>> Begin THE DATA

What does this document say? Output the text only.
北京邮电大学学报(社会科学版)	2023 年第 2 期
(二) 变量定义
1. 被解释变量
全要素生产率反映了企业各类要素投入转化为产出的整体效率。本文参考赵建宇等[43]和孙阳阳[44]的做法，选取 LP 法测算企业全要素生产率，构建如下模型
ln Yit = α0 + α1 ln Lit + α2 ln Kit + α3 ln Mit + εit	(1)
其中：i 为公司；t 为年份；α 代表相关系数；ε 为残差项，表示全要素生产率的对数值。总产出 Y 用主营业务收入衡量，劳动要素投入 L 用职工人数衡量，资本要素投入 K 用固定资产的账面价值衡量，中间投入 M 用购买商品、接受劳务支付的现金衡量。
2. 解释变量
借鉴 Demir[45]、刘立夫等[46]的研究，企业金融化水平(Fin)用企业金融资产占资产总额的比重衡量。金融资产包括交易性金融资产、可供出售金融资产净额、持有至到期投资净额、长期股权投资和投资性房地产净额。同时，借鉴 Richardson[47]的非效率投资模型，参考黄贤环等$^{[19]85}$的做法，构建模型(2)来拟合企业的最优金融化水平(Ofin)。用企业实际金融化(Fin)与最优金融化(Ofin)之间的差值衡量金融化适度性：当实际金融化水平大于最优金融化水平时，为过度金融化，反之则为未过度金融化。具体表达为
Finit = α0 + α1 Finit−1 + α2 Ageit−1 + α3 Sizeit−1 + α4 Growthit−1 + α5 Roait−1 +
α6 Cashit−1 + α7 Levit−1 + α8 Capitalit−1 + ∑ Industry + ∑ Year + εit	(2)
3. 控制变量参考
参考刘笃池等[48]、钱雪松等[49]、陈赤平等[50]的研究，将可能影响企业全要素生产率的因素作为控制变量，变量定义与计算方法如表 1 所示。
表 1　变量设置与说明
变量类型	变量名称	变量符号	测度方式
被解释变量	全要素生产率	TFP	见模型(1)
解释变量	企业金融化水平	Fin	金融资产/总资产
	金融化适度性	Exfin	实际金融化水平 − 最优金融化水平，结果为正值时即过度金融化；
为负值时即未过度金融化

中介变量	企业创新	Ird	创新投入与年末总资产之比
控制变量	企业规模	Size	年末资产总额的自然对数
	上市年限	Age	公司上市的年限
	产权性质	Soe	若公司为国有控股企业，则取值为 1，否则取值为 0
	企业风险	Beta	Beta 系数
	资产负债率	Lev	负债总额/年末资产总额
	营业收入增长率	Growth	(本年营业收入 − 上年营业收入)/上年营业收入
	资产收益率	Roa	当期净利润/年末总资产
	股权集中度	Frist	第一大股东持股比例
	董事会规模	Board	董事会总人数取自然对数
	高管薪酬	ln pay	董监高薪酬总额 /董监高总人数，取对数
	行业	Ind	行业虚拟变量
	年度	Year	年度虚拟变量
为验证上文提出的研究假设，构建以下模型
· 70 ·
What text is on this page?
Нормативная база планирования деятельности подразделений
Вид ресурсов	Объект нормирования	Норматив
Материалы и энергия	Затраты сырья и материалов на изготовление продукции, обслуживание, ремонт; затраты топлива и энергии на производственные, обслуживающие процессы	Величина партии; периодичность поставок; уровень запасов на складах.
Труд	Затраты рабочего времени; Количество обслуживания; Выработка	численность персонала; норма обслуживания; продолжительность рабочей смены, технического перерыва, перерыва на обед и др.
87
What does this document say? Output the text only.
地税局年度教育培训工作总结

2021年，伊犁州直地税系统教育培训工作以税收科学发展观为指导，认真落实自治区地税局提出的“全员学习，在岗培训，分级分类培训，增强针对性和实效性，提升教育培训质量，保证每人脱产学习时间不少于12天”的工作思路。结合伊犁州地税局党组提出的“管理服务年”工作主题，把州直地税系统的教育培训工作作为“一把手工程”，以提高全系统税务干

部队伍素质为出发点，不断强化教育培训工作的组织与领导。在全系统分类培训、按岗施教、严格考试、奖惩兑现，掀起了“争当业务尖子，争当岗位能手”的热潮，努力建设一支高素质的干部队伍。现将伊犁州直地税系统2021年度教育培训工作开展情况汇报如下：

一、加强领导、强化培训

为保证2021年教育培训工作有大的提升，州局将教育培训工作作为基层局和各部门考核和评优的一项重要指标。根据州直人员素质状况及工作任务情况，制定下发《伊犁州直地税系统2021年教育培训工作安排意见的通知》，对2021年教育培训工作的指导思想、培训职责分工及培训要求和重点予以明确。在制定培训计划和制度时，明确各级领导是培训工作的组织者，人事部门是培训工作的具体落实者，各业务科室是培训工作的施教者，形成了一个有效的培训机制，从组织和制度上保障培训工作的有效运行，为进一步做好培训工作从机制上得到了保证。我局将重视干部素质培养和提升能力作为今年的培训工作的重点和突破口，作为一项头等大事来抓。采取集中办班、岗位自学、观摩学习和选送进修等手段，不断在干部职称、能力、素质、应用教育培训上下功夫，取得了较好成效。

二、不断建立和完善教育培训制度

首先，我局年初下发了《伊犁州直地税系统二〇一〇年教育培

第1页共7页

>> End THE DATA

INSTRUCTIONS TO FOLLOW: Each line that has the word "Year" should be copied.

TASK OUTPUT:
α6 Cashit−1 + α7 Levit−1 + α8 Capitalit−1 + ∑ Industry + ∑ Year + εit	(2)
	年度	Year	年度虚拟变量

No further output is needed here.